Ademais, a gradativa redução das calotas polares favorece a navegação em rotas comerciais no Ártico, propiciando a abertura de caminhos marítimos mais curtos e rápidos entre a Ásia, Europa e América do Norte, o que, por sua vez, posiciona a Groenlândia enquanto centro marítimo comercial. Assim sendo, a aquisição da ilha pela potência estadunidense corresponderia a ganhos econômicos, comerciais e estratégicos e, também, viabilizaria o controle dos Estados Unidos às crescentes ações russas e chinesas na região, que também intencionam a exploração de novas rotas polares e dos depósitos de minerais relevantes para a transição energética e desenvolvimento tecnológico.
As modalidades de obtenção da ilha propostas por Donald Trump envolvem a compra direta da Groenlândia, o incentivo ao processo de independência e posterior aliança com os Estados Unidos e, por fim, a interferência econômica e militar na região. Em primeiro lugar, as negociações para aquisição dependeriam do consentimento das autoridades dinamarquesas e groenlandesas, as quais já demonstraram que o território não estaria à venda. Em seguida, cita-se um provável Pacto de Livre Associação, em que a ilha teria autonomia com assistência econômica e de defesa dos Estados Unidos, que também estaria subordinado à aprovação do Reino da Dinamarca. A intervenção americana por meio de mecanismos econômicos e militares relacionam-se à imposição de tarifas e ao uso da força armada, que simboliza uma violação ao preceito de soberania nacional.

[Dados de anotação de caixas]
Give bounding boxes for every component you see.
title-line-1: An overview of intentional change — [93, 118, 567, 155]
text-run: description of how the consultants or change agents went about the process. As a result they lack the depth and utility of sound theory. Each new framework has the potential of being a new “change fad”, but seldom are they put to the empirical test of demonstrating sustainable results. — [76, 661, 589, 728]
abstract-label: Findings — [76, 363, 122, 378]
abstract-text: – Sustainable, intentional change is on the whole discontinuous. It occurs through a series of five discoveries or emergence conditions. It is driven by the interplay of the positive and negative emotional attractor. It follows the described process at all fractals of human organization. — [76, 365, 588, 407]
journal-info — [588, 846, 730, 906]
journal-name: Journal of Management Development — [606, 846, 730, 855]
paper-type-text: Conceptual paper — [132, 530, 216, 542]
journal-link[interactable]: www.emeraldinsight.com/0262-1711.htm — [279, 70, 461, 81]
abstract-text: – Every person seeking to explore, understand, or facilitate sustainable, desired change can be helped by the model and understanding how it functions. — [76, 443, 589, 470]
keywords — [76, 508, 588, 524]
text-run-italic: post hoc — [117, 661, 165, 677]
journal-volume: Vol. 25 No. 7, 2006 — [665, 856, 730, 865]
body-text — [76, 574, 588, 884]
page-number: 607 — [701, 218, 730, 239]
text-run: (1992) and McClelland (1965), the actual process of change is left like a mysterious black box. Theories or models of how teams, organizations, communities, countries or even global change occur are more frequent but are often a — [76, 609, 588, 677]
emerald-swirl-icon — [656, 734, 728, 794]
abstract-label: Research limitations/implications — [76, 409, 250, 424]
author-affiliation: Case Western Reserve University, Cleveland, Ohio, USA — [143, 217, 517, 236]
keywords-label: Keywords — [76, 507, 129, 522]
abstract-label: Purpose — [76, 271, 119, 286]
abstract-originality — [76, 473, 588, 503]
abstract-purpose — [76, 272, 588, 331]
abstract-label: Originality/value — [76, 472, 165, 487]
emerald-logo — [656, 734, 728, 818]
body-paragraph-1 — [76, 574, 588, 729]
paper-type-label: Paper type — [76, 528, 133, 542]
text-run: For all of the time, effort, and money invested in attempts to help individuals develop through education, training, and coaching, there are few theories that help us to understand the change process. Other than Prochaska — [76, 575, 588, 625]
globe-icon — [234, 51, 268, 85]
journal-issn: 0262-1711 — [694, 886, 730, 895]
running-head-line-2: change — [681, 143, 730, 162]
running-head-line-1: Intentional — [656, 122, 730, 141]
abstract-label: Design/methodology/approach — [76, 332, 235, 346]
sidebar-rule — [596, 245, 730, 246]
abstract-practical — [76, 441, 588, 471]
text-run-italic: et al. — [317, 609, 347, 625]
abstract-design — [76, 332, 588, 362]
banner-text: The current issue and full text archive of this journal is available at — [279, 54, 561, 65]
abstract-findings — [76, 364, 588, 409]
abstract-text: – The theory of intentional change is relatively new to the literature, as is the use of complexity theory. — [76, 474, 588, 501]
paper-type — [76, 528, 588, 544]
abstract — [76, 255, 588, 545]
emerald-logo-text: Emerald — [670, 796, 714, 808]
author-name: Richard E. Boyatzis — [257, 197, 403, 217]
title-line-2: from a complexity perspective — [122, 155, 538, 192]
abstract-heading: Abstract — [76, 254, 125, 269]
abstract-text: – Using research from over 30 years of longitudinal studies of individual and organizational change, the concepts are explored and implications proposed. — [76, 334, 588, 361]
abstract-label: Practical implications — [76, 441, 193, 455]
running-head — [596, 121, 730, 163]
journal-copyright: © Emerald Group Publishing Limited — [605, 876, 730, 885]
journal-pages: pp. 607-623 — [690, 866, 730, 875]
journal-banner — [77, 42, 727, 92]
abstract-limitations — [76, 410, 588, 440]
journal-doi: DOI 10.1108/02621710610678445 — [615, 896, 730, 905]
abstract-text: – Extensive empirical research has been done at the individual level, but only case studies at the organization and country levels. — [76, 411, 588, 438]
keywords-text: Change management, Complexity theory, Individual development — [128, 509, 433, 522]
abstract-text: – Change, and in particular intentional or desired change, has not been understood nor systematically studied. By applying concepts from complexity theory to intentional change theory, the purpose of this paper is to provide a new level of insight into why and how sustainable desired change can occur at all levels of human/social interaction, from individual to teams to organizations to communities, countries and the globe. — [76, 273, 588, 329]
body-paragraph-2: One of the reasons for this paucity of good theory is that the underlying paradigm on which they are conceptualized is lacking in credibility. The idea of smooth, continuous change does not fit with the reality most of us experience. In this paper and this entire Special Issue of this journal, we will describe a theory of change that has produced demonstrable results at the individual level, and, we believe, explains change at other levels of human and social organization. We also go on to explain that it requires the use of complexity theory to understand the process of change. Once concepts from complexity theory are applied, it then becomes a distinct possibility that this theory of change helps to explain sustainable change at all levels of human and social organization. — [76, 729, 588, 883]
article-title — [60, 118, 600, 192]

*Tarefa escrita 1*: De acordo com o texto sobre a Groenlândia, de que dependeriam as negociações para a aquisição da ilha?
*Tarefa escrita 2*: Substitua "abstract-label" por "summary-label" no trecho dos registros que vai do início até a linha que contém "emerald-logo — [656, 734, 728, 818]", inclusive, e reproduza somente essas linhas, sem outras alterações.

*Resposta final 1*: Do consentimento das autoridades dinamarquesas e groenlandesas.

*Resposta final 2*:
Give bounding boxes for every component you see.
title-line-1: An overview of intentional change — [93, 118, 567, 155]
text-run: description of how the consultants or change agents went about the process. As a result they lack the depth and utility of sound theory. Each new framework has the potential of being a new “change fad”, but seldom are they put to the empirical test of demonstrating sustainable results. — [76, 661, 589, 728]
summary-label: Findings — [76, 363, 122, 378]
abstract-text: – Sustainable, intentional change is on the whole discontinuous. It occurs through a series of five discoveries or emergence conditions. It is driven by the interplay of the positive and negative emotional attractor. It follows the described process at all fractals of human organization. — [76, 365, 588, 407]
journal-info — [588, 846, 730, 906]
journal-name: Journal of Management Development — [606, 846, 730, 855]
paper-type-text: Conceptual paper — [132, 530, 216, 542]
journal-link[interactable]: www.emeraldinsight.com/0262-1711.htm — [279, 70, 461, 81]
abstract-text: – Every person seeking to explore, understand, or facilitate sustainable, desired change can be helped by the model and understanding how it functions. — [76, 443, 589, 470]
keywords — [76, 508, 588, 524]
text-run-italic: post hoc — [117, 661, 165, 677]
journal-volume: Vol. 25 No. 7, 2006 — [665, 856, 730, 865]
body-text — [76, 574, 588, 884]
page-number: 607 — [701, 218, 730, 239]
text-run: (1992) and McClelland (1965), the actual process of change is left like a mysterious black box. Theories or models of how teams, organizations, communities, countries or even global change occur are more frequent but are often a — [76, 609, 588, 677]
emerald-swirl-icon — [656, 734, 728, 794]
summary-label: Research limitations/implications — [76, 409, 250, 424]
author-affiliation: Case Western Reserve University, Cleveland, Ohio, USA — [143, 217, 517, 236]
keywords-label: Keywords — [76, 507, 129, 522]
summary-label: Purpose — [76, 271, 119, 286]
abstract-originality — [76, 473, 588, 503]
abstract-purpose — [76, 272, 588, 331]
summary-label: Originality/value — [76, 472, 165, 487]
emerald-logo — [656, 734, 728, 818]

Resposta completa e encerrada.